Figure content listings
────────────────
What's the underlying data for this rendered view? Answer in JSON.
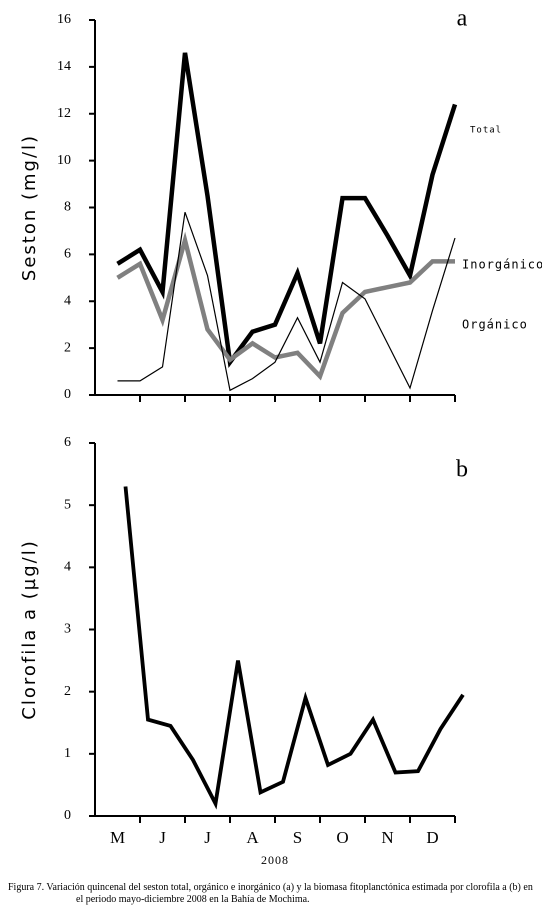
{
  "chart_data": [
    {
      "type": "line",
      "panel_label": "a",
      "ylabel": "Seston (mg/l)",
      "ylim": [
        0,
        16
      ],
      "yticks": [
        0,
        2,
        4,
        6,
        8,
        10,
        12,
        14,
        16
      ],
      "series": [
        {
          "name": "Total",
          "color": "#000000",
          "values": [
            5.6,
            6.2,
            4.4,
            14.6,
            8.5,
            1.4,
            2.7,
            3.0,
            5.2,
            2.2,
            8.4,
            8.4,
            6.8,
            5.1,
            9.4,
            12.4
          ]
        },
        {
          "name": "Inorgánico",
          "color": "#808080",
          "values": [
            5.0,
            5.6,
            3.2,
            6.6,
            2.8,
            1.5,
            2.2,
            1.6,
            1.8,
            0.8,
            3.5,
            4.4,
            4.6,
            4.8,
            5.7,
            5.7
          ]
        },
        {
          "name": "Orgánico",
          "color": "#000000",
          "values": [
            0.6,
            0.6,
            1.2,
            7.8,
            5.1,
            0.2,
            0.7,
            1.4,
            3.3,
            1.4,
            4.8,
            4.1,
            2.2,
            0.3,
            3.6,
            6.7
          ]
        }
      ]
    },
    {
      "type": "line",
      "panel_label": "b",
      "ylabel": "Clorofila a (µg/l)",
      "xlabel": "2008",
      "categories": [
        "M",
        null,
        "J",
        null,
        "J",
        null,
        "A",
        null,
        "S",
        null,
        "O",
        null,
        "N",
        null,
        "D",
        null
      ],
      "ylim": [
        0,
        6
      ],
      "yticks": [
        0,
        1,
        2,
        3,
        4,
        5,
        6
      ],
      "series": [
        {
          "name": "Clorofila a",
          "color": "#000000",
          "values": [
            5.3,
            1.55,
            1.45,
            0.9,
            0.2,
            2.5,
            0.38,
            0.55,
            1.9,
            0.82,
            1.0,
            1.55,
            0.7,
            0.72,
            1.4,
            1.95
          ]
        }
      ]
    }
  ],
  "caption": "Figura 7. Variación quincenal del seston total, orgánico e inorgánico (a) y la biomasa fitoplanctónica estimada por clorofila a (b) en el periodo mayo-diciembre 2008 en la Bahía de Mochima."
}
────────────────
Your goal
Transcribe the material exactly, keeping every word and none of the pictures.

Worked answer
What's the underlying data for this rendered view? Answer in JSON.
{
  "chart_data": [
    {
      "type": "line",
      "panel_label": "a",
      "ylabel": "Seston (mg/l)",
      "ylim": [
        0,
        16
      ],
      "yticks": [
        0,
        2,
        4,
        6,
        8,
        10,
        12,
        14,
        16
      ],
      "series": [
        {
          "name": "Total",
          "color": "#000000",
          "values": [
            5.6,
            6.2,
            4.4,
            14.6,
            8.5,
            1.4,
            2.7,
            3.0,
            5.2,
            2.2,
            8.4,
            8.4,
            6.8,
            5.1,
            9.4,
            12.4
          ]
        },
        {
          "name": "Inorgánico",
          "color": "#808080",
          "values": [
            5.0,
            5.6,
            3.2,
            6.6,
            2.8,
            1.5,
            2.2,
            1.6,
            1.8,
            0.8,
            3.5,
            4.4,
            4.6,
            4.8,
            5.7,
            5.7
          ]
        },
        {
          "name": "Orgánico",
          "color": "#000000",
          "values": [
            0.6,
            0.6,
            1.2,
            7.8,
            5.1,
            0.2,
            0.7,
            1.4,
            3.3,
            1.4,
            4.8,
            4.1,
            2.2,
            0.3,
            3.6,
            6.7
          ]
        }
      ]
    },
    {
      "type": "line",
      "panel_label": "b",
      "ylabel": "Clorofila a (µg/l)",
      "xlabel": "2008",
      "categories": [
        "M",
        null,
        "J",
        null,
        "J",
        null,
        "A",
        null,
        "S",
        null,
        "O",
        null,
        "N",
        null,
        "D",
        null
      ],
      "ylim": [
        0,
        6
      ],
      "yticks": [
        0,
        1,
        2,
        3,
        4,
        5,
        6
      ],
      "series": [
        {
          "name": "Clorofila a",
          "color": "#000000",
          "values": [
            5.3,
            1.55,
            1.45,
            0.9,
            0.2,
            2.5,
            0.38,
            0.55,
            1.9,
            0.82,
            1.0,
            1.55,
            0.7,
            0.72,
            1.4,
            1.95
          ]
        }
      ]
    }
  ],
  "caption": "Figura 7. Variación quincenal del seston total, orgánico e inorgánico (a) y la biomasa fitoplanctónica estimada por clorofila a (b) en el periodo mayo-diciembre 2008 en la Bahía de Mochima."
}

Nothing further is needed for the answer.